Text block:
(begin)

Ankh-Morpork Guard said:
			
		

> Kyra provided a simple nod, though it seemed aimed at Karr more than Cyd. It was fairly easy to see her eyes scan them over again before she looked back to Cyd, "Information doesn't come cheap. Tressek may pay me, but it isn't much."





"A girls got to make a living," replies Cyd, a hint of a smile on his face. "We've got a little cash. So let me ask you a question: What do you know about Bestine?"


----------



## Dire Lemming (Aug 10, 2007)

Issachar raises an eyebrow and looks back at the dancers.  This time actually looking at them rather than just watching.  "Huh, so they're hiding from someone." he says matter of factly.


----------



## Ankh-Morpork Guard (Aug 10, 2007)

"I know that anything I tell you about that city is worth more than you look like you've got," Kyra smiled again, "But who knows? Haven't had to shoot anyone today so maybe I'm feeling generous. It would depend on what you want to know, of course."

The bartender looked over his shoulder to the entertainers again. There were five of them. Two dancers, three musicians, one of which was also singing. There were a pair of Bothans, male and female, a rather young looking human male, a female Twi'lek, and a very large Ithorian that could have been anything.

Turning back to look to Issachar, Tressek shrugged again, "Everyone's hiding out here. No other reason to be on this planet unless you're crazy or you don't have a choice. Hells, I expect you're hiding from something, too. Don't look crazy, at least."


----------



## Dire Lemming (Aug 10, 2007)

Issachar smiles and nods.  "Of course, of course, though those artsy types tend to be a bit on the crazy side.  Wouldn't you want to know who their hiding from if they're going to be standing on your stage every day?"  He shakes his head.  "Aw, sorry, I should be telling you you're a refreshingly good person for taking in a bunch of starving artists without having to know stuff like that."  He smiles again, turning back to the show.  "They're really very good though."


----------



## Rhun (Aug 10, 2007)

Cyd is quickly tiring of the verbal game he is playing; he was a solider, not a diplomat. He preferred problems that could be solved with his gun. He lowers his voice, making sure that he is not overheard. "Listen, Kyra. We need to get into Bestine without rousing any suspicions. With the bucketheads all jumped up, that is going to be difficult. But if you can help us out, we will surely make it worth your while."


----------



## possum (Aug 11, 2007)

Varren remains silent as Kyra and his friends chat about dancers and the Empire.  He doesn't completely trust her, bit he notes to himself that he will go along with any plan that the rest of the group does.  He will keep an eye on her, though, he promises himself.  With that mentally said, Varren takes another sip from his ale.


----------



## Ankh-Morpork Guard (Aug 12, 2007)

Tressek seemed to be giving Issachar a curious look, though it almost looked more like he was inspecting the human...like a predator looking over a meal. But a toothy smile soon appeared on the reptillian features of the Trandoshan bartender, "You are very new around here, I see. Sometimes it is best not to ask why people hide. Especially in these parts. Likely to get you shot...or worse," he then shrugged and added more quietly, "Don't know a thing else about them, though. Other than the fact that they came cheap compared to the greedy Twi'leks that I had before."

(end)

Goal 1:
In the records, between the lines holding "volume-bar <box>398 654 401 768</box>" and "brush-icon[interactable]: ✎ <box>11", inclusive, substitute "candlestick-body" for "candle-body" and give those lines back with everything else unchanged.
The roleplay thread and the records come from unrelated sources.

Data:
(begin)

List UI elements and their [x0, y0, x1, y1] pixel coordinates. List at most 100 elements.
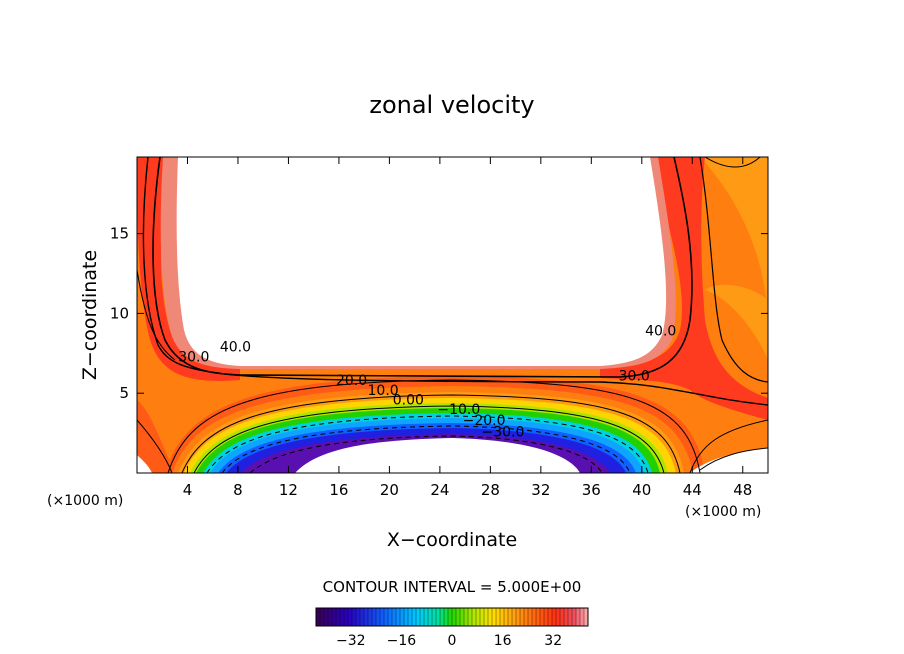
colorbar-tick-label: −32: [336, 633, 366, 649]
x-tick-label: 40: [632, 481, 651, 499]
right-light-patch: [705, 284, 768, 360]
colorbar-cell: [564, 608, 569, 626]
contour-left-edge: [137, 269, 176, 361]
colorbar-cell: [340, 608, 345, 626]
colorbar-cell: [428, 608, 433, 626]
bottom-left-white: [137, 455, 152, 473]
colorbar-cell: [524, 608, 529, 626]
colorbar-cell: [464, 608, 469, 626]
colorbar-cell: [472, 608, 477, 626]
colorbar-cell: [440, 608, 445, 626]
colorbar-cell: [324, 608, 329, 626]
colorbar-cell: [436, 608, 441, 626]
contour-label: 40.0: [220, 340, 251, 356]
x-tick-label: 4: [183, 481, 193, 499]
colorbar-cell: [540, 608, 545, 626]
colorbar-cell: [352, 608, 357, 626]
plot-frame: [136, 156, 769, 474]
colorbar-frame: [315, 607, 589, 627]
colorbar: [315, 608, 589, 626]
x-tick-label: 12: [279, 481, 298, 499]
colorbar-cell: [420, 608, 425, 626]
contour-lines: [137, 157, 768, 473]
x-tick-label: 44: [683, 481, 702, 499]
colorbar-cell: [460, 608, 465, 626]
colorbar-cell: [512, 608, 517, 626]
contour-bottom-right-2: [699, 447, 768, 471]
x-tick-label: 8: [233, 481, 243, 499]
contour-10: [181, 394, 681, 473]
colorbar-cell: [572, 608, 577, 626]
colorbar-cell: [432, 608, 437, 626]
x-tick-label: 24: [430, 481, 449, 499]
contour-top-right: [704, 157, 761, 168]
chart-title: zonal velocity: [369, 91, 534, 119]
colorbar-ticks: −32 −16 0 16 32: [336, 633, 562, 649]
colorbar-cell: [408, 608, 413, 626]
x-unit-right: (×1000 m): [685, 504, 761, 520]
colorbar-cell: [344, 608, 349, 626]
colorbar-cell: [336, 608, 341, 626]
contour-neg10: [206, 415, 649, 473]
lower-white-region: [295, 438, 580, 473]
colorbar-cell: [496, 608, 501, 626]
right-light-region: [700, 157, 768, 330]
contour-30: [142, 157, 768, 406]
contour-20: [167, 379, 701, 473]
colorbar-cell: [556, 608, 561, 626]
colorbar-cell: [424, 608, 429, 626]
colorbar-cell: [492, 608, 497, 626]
contour-label: −20.0: [463, 413, 506, 429]
x-axis-ticks: 4 8 12 16 20 24 28 32 36 40 44 48: [183, 157, 752, 499]
colorbar-cell: [372, 608, 377, 626]
colorbar-cell: [476, 608, 481, 626]
x-tick-label: 36: [582, 481, 601, 499]
contour-label: 40.0: [645, 324, 676, 340]
bottom-left-patch: [137, 400, 175, 473]
colorbar-cell: [500, 608, 505, 626]
colorbar-cell: [552, 608, 557, 626]
y-tick-label: 5: [119, 384, 129, 402]
contour-bottom-left: [137, 419, 173, 473]
colorbar-cell: [356, 608, 361, 626]
bottom-right-white: [690, 448, 768, 473]
colorbar-cell: [508, 608, 513, 626]
colorbar-cell: [548, 608, 553, 626]
colorbar-cell: [584, 608, 589, 626]
contour-label: 30.0: [619, 368, 650, 384]
colorbar-cell: [392, 608, 397, 626]
heatmap-field: 40.0 30.0 40.0 30.0 20.010.00.00 −10.0−20.0−3…: [137, 157, 768, 473]
colorbar-cell: [364, 608, 369, 626]
contour-label: 20.0: [336, 373, 367, 389]
colorbar-cell: [544, 608, 549, 626]
colorbar-cell: [316, 608, 321, 626]
colorbar-cell: [380, 608, 385, 626]
y-tick-label: 10: [110, 304, 129, 322]
contour-label: −30.0: [482, 424, 525, 440]
x-tick-label: 48: [733, 481, 752, 499]
contour-label: 0.00: [393, 392, 424, 408]
colorbar-cell: [400, 608, 405, 626]
colorbar-cell: [480, 608, 485, 626]
colorbar-cell: [568, 608, 573, 626]
colorbar-cell: [520, 608, 525, 626]
contour-label: 30.0: [178, 349, 209, 365]
colorbar-cell: [468, 608, 473, 626]
contour-labels: 40.0 30.0 40.0 30.0 20.010.00.00 −10.0−20.0−3…: [178, 324, 676, 441]
colorbar-cell: [504, 608, 509, 626]
colorbar-cell: [348, 608, 353, 626]
contour-interval-text: CONTOUR INTERVAL = 5.000E+00: [323, 578, 582, 596]
y-axis-label: Z−coordinate: [79, 250, 101, 380]
x-unit-left: (×1000 m): [47, 493, 123, 509]
contour-label: 10.0: [368, 383, 399, 399]
x-tick-label: 32: [531, 481, 550, 499]
colorbar-tick-label: −16: [387, 633, 417, 649]
contour-neg20: [221, 425, 631, 473]
colorbar-cell: [404, 608, 409, 626]
contour-30-right: [699, 157, 768, 383]
colorbar-tick-label: 32: [544, 633, 562, 649]
colorbar-cell: [484, 608, 489, 626]
colorbar-cell: [536, 608, 541, 626]
contour-neg30: [249, 435, 603, 473]
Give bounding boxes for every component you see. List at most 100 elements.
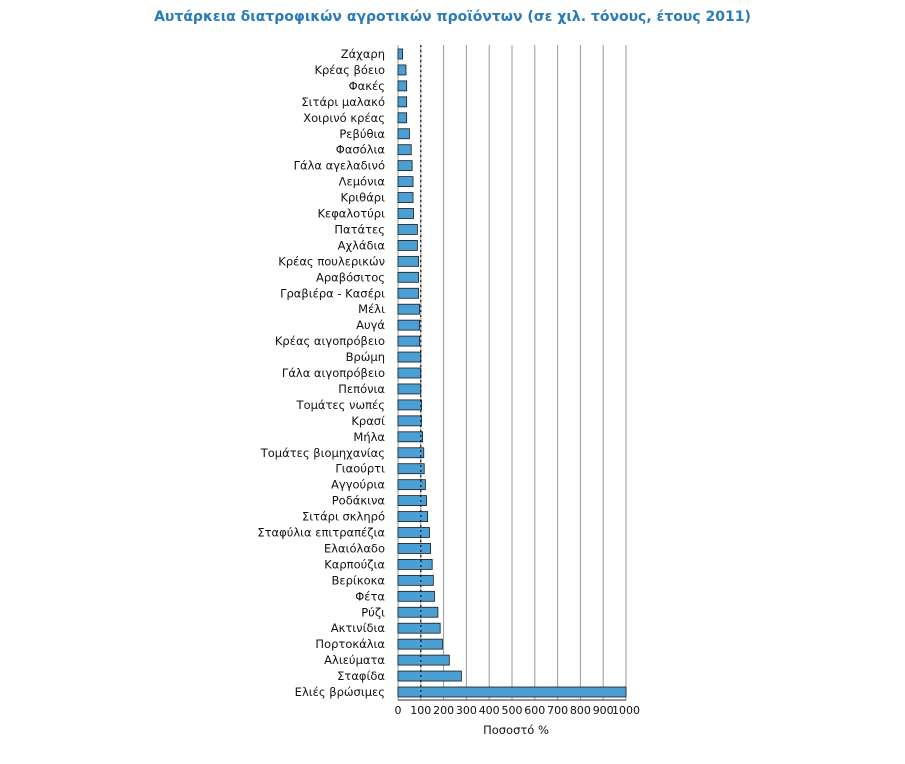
bar [397,495,427,507]
bar [397,287,419,299]
category-label: Γάλα αγελαδινό [294,159,385,173]
bar [397,80,408,92]
bar [397,112,408,124]
category-label: Ελαιόλαδο [324,541,385,555]
category-label: Ρύζι [361,605,385,619]
x-tick-label: 900 [593,704,614,717]
category-label: Ρεβύθια [339,127,385,141]
bar [397,431,424,443]
bar [397,303,421,315]
category-label: Αγγούρια [331,478,385,492]
bar [397,192,414,203]
category-label: Γάλα αιγοπρόβειο [282,366,385,380]
category-label: Σιτάρι μαλακό [301,95,385,109]
bar [397,128,410,140]
bar [397,176,414,188]
x-tick-label: 400 [479,704,500,717]
bar [397,144,412,156]
category-label: Τομάτες βιομηχανίας [260,446,385,460]
category-label: Βερίκοκα [332,573,386,587]
bar [397,367,422,379]
category-label: Γραβιέρα - Κασέρι [280,286,385,300]
x-tick-label: 200 [433,704,454,717]
category-label: Αραβόσιτος [316,270,385,284]
category-label: Φέτα [355,589,385,603]
category-label: Σταφίδα [337,669,385,683]
category-label: Πορτοκάλια [315,637,385,651]
category-label: Χοιρινό κρέας [303,111,385,125]
bar [397,335,421,347]
x-tick-label: 0 [395,704,402,717]
bar [397,574,434,586]
category-label: Γιαούρτι [335,462,385,476]
category-label: Τομάτες νωπές [296,398,385,412]
category-label: Κρέας πουλερικών [278,254,385,268]
bar [397,654,450,666]
bar [397,527,430,538]
category-label: Φασόλια [336,143,386,157]
x-axis-title: Ποσοστό % [483,723,549,737]
bar [397,399,422,411]
bar [397,64,407,76]
bar [397,479,426,491]
category-label: Πεπόνια [338,382,385,396]
x-tick-label: 700 [547,704,568,717]
bar [397,543,432,554]
bar [397,559,433,570]
category-label: Κριθάρι [340,191,385,205]
category-label: Ελιές βρώσιμες [295,685,385,699]
x-tick-label: 100 [410,704,431,717]
bar [397,686,627,698]
category-label: Βρώμη [346,350,385,364]
category-label: Ακτινίδια [331,621,386,635]
category-label: Σταφύλια επιτραπέζια [257,526,385,540]
category-label: Λεμόνια [339,175,386,189]
category-label: Ζάχαρη [341,47,385,61]
bar [397,463,425,475]
bar [397,319,421,331]
category-label: Καρπούζια [324,557,385,571]
bar [397,271,419,283]
bar [397,606,439,618]
bar [397,590,435,602]
category-label: Αυγά [356,318,385,332]
x-tick-label: 500 [502,704,523,717]
x-tick-label: 800 [570,704,591,717]
bar [397,670,462,682]
category-label: Κρέας αιγοπρόβειο [275,334,385,348]
bar [397,224,418,235]
grid-lines [397,45,627,701]
category-label: Φακές [349,79,385,93]
bar [397,239,418,251]
x-tick-label: 1000 [612,704,640,717]
x-tick-label: 300 [456,704,477,717]
bar [397,415,422,427]
category-label: Κεφαλοτύρι [317,207,385,221]
bar [397,447,425,459]
category-label: Μέλι [358,302,385,316]
bar [397,638,443,650]
bar [397,622,441,634]
category-label: Πατάτες [334,222,385,236]
bar [397,511,429,522]
bar [397,48,403,60]
x-tick-label: 600 [524,704,545,717]
bar [397,255,419,267]
chart-title: Αυτάρκεια διατροφικών αγροτικών προϊόντω… [154,9,751,25]
category-label: Κρασί [351,414,385,428]
bar [397,383,422,395]
bar [397,351,422,363]
category-label: Ροδάκινα [332,494,386,508]
category-label: Αλιεύματα [324,653,385,667]
bar [397,96,408,108]
category-label: Μήλα [353,430,385,444]
category-labels: Ζάχαρη Κρέας βόειο Φακές Σιτάρι μαλακό Χοιρι… [257,47,385,699]
category-label: Σιτάρι σκληρό [302,510,385,524]
bar [397,208,414,219]
category-label: Αχλάδια [338,238,386,252]
bars [397,48,627,698]
bar [397,160,413,172]
category-label: Κρέας βόειο [314,63,385,77]
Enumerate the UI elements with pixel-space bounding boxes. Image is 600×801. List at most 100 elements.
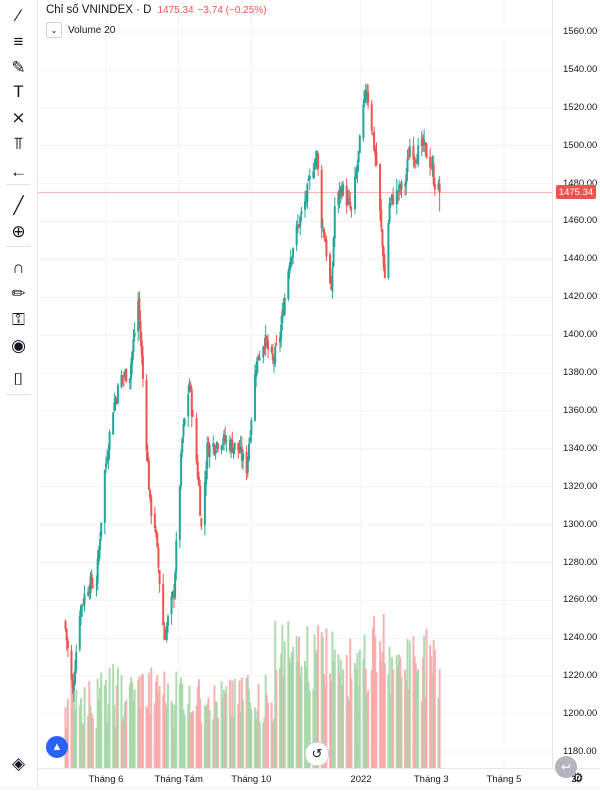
volume-bar <box>398 654 401 768</box>
chart-pane[interactable] <box>38 0 552 768</box>
candle-body <box>290 257 293 260</box>
volume-bar <box>247 689 250 768</box>
candle-body <box>139 321 142 340</box>
price-tick-label: 1380.00 <box>563 367 598 379</box>
price-scale[interactable]: 1560.00 1540.00 1520.00 1500.00 1480.00 1460.… <box>552 0 600 768</box>
brush-icon[interactable]: ✎ <box>11 57 26 77</box>
candle-body <box>217 444 220 449</box>
candle-body <box>145 379 148 450</box>
eye-icon[interactable]: ◉ <box>11 335 26 355</box>
candle-body <box>233 442 236 449</box>
volume-bar <box>231 680 234 768</box>
fib-retracement-icon[interactable]: ≡ <box>13 31 24 51</box>
volume-bar <box>433 649 436 768</box>
candle-body <box>289 257 292 268</box>
volume-bar <box>106 722 109 768</box>
candle-body <box>197 477 200 486</box>
volume-bar <box>412 636 415 768</box>
candle-body <box>238 448 241 453</box>
back-arrow-icon[interactable]: ← <box>10 161 27 181</box>
candle-body <box>367 92 370 103</box>
volume-bar <box>257 683 260 768</box>
volume-bar <box>423 635 426 768</box>
candle-body <box>247 443 250 460</box>
candle-body <box>103 470 106 523</box>
zoom-in-icon[interactable]: ⊕ <box>11 221 26 241</box>
volume-legend[interactable]: ⌄ Volume 20 <box>46 22 115 38</box>
candle-body <box>172 590 175 598</box>
volume-bar <box>170 701 173 768</box>
candle-body <box>429 156 432 168</box>
candle-body <box>425 143 428 159</box>
candle-body <box>200 518 203 527</box>
scroll-to-realtime-icon[interactable]: ↩ <box>555 756 577 778</box>
candle-body <box>132 339 135 353</box>
volume-bar <box>417 669 420 768</box>
time-tick-label: 20 <box>571 774 582 785</box>
text-icon[interactable]: T <box>13 81 24 101</box>
ruler-icon[interactable]: ╱ <box>13 195 24 215</box>
unlock-icon[interactable]: ⚿ <box>12 309 25 329</box>
measure-forecast-icon[interactable]: ⫪ <box>13 133 24 153</box>
volume-bar <box>323 674 326 768</box>
volume-bar <box>390 657 393 768</box>
volume-bar <box>133 689 136 768</box>
trend-line-icon[interactable]: ⁄ <box>17 5 20 25</box>
magnet-icon[interactable]: ∩ <box>12 257 25 277</box>
candle-body <box>315 151 318 161</box>
volume-bar <box>156 674 159 768</box>
volume-bar <box>405 679 408 768</box>
price-tick-label: 1280.00 <box>563 556 598 568</box>
last-price-value: 1475.34 <box>157 4 194 16</box>
candle-body <box>105 463 107 469</box>
volume-bar <box>367 690 370 768</box>
volume-label: Volume 20 <box>68 24 116 36</box>
candle-body <box>267 341 270 350</box>
candle-body <box>199 485 202 517</box>
candle-body <box>71 680 74 689</box>
volume-bar <box>356 652 359 768</box>
price-change-value: −3.74 (−0.25%) <box>197 4 267 16</box>
volume-bar <box>275 669 278 768</box>
volume-bar <box>240 677 243 768</box>
volume-bar <box>313 634 316 768</box>
volume-bar <box>253 707 256 768</box>
candle-body <box>438 183 441 193</box>
settings-gear-icon[interactable]: ⚙ <box>572 770 584 785</box>
candle-body <box>187 394 190 417</box>
volume-bar <box>131 681 134 768</box>
time-scale[interactable]: Tháng 6 Tháng Tám Tháng 10 2022 Tháng 3 Tháng… <box>38 768 600 789</box>
volume-bar <box>212 718 215 768</box>
chevron-down-icon[interactable]: ⌄ <box>46 22 62 38</box>
candle-body <box>387 222 390 278</box>
volume-bar <box>404 669 407 768</box>
candle-body <box>90 574 93 585</box>
volume-bar <box>121 720 124 768</box>
volume-bar <box>72 687 75 768</box>
volume-bar <box>239 711 242 768</box>
volume-bar <box>178 683 181 768</box>
reset-chart-icon[interactable]: ↺ <box>305 742 329 766</box>
candle-body <box>79 605 82 617</box>
candle-body <box>231 440 234 453</box>
trash-icon[interactable]: ⌷ <box>13 369 24 389</box>
volume-bar <box>199 698 202 768</box>
candle-body <box>195 418 198 462</box>
price-chart[interactable] <box>38 0 552 768</box>
pattern-icon[interactable]: ⨯ <box>11 107 26 127</box>
layers-icon[interactable]: ◈ <box>11 753 26 773</box>
candle-body <box>206 442 209 470</box>
volume-bar <box>189 714 192 768</box>
symbol-title[interactable]: Chỉ số VNINDEX · D <box>46 4 152 16</box>
volume-bar <box>113 704 116 768</box>
candle-body <box>288 265 291 274</box>
candle-body <box>312 171 315 178</box>
volume-bar <box>337 654 340 768</box>
candle-body <box>283 297 286 315</box>
volume-bar <box>332 661 335 768</box>
price-tick-label: 1260.00 <box>563 594 598 606</box>
candle-body <box>358 135 361 154</box>
lock-drawing-icon[interactable]: ✏ <box>11 283 26 303</box>
volume-bar <box>388 647 391 768</box>
mountain-logo-icon[interactable]: ▲ <box>46 736 68 758</box>
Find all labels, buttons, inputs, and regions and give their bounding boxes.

(end)

Goal 2:
Resume the roleplay thread about Cyd, Kyra and the bartender Tressek, picking up after its final post.

Output 1:
volume-bar <box>398 654 401 768</box>
chart-pane[interactable] <box>38 0 552 768</box>
candlestick-body <box>290 257 293 260</box>
volume-bar <box>247 689 250 768</box>
candlestick-body <box>139 321 142 340</box>
price-tick-label: 1380.00 <box>563 367 598 379</box>
price-scale[interactable]: 1560.00 1540.00 1520.00 1500.00 1480.00 1460.… <box>552 0 600 768</box>
brush-icon[interactable]: ✎ <box>11 57 26 77</box>

Output 2:
There was a rather long silence from Kyra as she seemed to be trying to read Cyd, even looking to the others again to find something there if she could. After at least a minute of, relative, silence, she finally said quietly, "Alright, I might be able to help you. However, I expect some serious compensatoin because it won't be easy..." Kyra let that hang in the bad-smelling air before going on, "The only way to get into that city with them locked down without an army behind you is to have a clearance code. They won't care how you look if you have it. Only people that have that kind of clearance are the local governors...I would expect the Sithspawn they have in charge of the garrison here has one. If I knew a way into the garrison it would put us both in very dangerous positions. You're too stupid to be Imperial spies, so I might be willing to put my neck out and show you a way in if the offer is good."


----------



## Dire Lemming (Aug 12, 2007)

Issachar shrugs.  "It's your business, I'd be more worried about getting shot by the people looking for them.  _They've_ got no reason to want you alive, whoever they are.  As a customer I don't feel particularly safe either.  But I'm sure you know what you're doing."


----------



## Elephant (Aug 12, 2007)

"Are you always this charming with potential clients?  Sweetie, don't worry; we'll make it worth your while..._if_ your information actually has any value."

Karr looks around at the others and speaks in a normal voice, rather than the relatively hushed tones the others were using.

"Well, that really sucked the fun out of this.  What say we find another place that's a little less dull, eh, mates?"


----------



## possum (Aug 12, 2007)

Varren shoots Karr a look, hopefully conveying that just meeting someone who seems to know a little too much is certainly not dull.

"I agree," he says.


----------



## Dire Lemming (Aug 12, 2007)

Issachar speaks to the others in a more discreet voice.  "Huh?  Let's at least wait until the show's over."  he says, frowning slightly.


----------



## Ankh-Morpork Guard (Aug 13, 2007)

Tressek's eyes narrowed as he looked to Issachar, "The only people that shouldn't feel safe in here are the ones that cause trouble..." he nodded past Issachar and towards Kyra, "Most of you humans seem to just think she's around to look good but she keeps this place very safe. Of course, she also should be watching the door and keeping an eye on everyone that's in here since that's what I pay her for."

The last part from the Trandoshan was in a very raised, annoyed voice. Kyra shot a vemon-filled glare past the group and to the Trandoshan bartender but just shrugged when she looked to Karr, "The suns should set in another hour or so. Meet me in the alley behind this placein three standard hours. Should be sufficiently dark by then."

With that, the woman turned and began a casual walk through the rest of the cantina. She had a way of blending into the crowd that made it hard to tell where she was going or if she was even there, and it was likely that most of the other patrons didn't even notice.


----------



## Dire Lemming (Aug 13, 2007)

"Alright then.  So I guess we can stick around for a while."  Says Issachar happily, as he watches the show and tries to take a sip from his now empty cup.  "Uh... aw, I'm empty.  Oh well, shouldn't drink too much right now anyway I guess."  He sighs as he puts the cup down on the bar behind him.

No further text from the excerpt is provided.